> Records to use
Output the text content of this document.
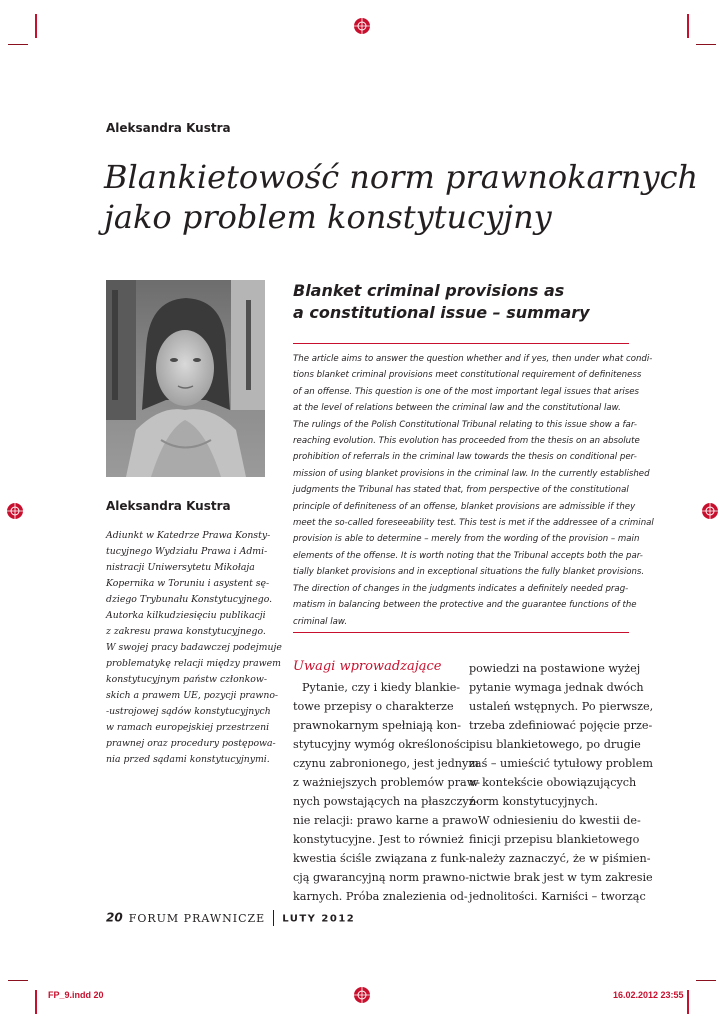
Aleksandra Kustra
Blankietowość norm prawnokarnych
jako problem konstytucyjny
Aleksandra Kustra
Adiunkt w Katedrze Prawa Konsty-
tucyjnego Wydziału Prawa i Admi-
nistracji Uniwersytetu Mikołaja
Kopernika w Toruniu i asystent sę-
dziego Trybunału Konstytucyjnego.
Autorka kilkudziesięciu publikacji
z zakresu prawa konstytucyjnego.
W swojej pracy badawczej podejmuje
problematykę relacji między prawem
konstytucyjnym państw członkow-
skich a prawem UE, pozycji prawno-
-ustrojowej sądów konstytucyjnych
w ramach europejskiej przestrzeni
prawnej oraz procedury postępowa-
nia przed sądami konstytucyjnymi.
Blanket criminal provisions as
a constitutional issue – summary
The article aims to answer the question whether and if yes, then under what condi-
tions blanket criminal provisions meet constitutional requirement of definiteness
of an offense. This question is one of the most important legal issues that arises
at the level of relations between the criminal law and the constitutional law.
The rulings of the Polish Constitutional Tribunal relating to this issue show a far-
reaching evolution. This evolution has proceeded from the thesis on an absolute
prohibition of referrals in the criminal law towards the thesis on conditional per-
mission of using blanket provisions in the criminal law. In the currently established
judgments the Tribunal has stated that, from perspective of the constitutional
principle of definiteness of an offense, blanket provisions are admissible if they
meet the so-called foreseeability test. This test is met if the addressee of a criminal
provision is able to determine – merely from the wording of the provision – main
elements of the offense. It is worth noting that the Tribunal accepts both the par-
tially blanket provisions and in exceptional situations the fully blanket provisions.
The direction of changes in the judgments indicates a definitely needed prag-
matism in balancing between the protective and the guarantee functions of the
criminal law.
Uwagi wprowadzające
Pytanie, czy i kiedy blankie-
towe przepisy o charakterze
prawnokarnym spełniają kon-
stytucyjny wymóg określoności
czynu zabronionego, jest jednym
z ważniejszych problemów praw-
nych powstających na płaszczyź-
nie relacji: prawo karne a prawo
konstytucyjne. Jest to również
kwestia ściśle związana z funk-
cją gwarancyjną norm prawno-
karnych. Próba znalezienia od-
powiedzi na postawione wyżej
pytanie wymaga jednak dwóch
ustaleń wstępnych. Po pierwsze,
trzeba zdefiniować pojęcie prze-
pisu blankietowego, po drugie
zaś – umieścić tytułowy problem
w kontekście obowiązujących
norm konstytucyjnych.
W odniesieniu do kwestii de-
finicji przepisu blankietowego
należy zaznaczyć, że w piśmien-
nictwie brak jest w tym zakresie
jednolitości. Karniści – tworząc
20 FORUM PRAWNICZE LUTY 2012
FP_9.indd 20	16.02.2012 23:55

> Exercise details
Pull out each line of the entries that contains "blankietowego".

> Exercise output
pisu blankietowego, po drugie
finicji przepisu blankietowego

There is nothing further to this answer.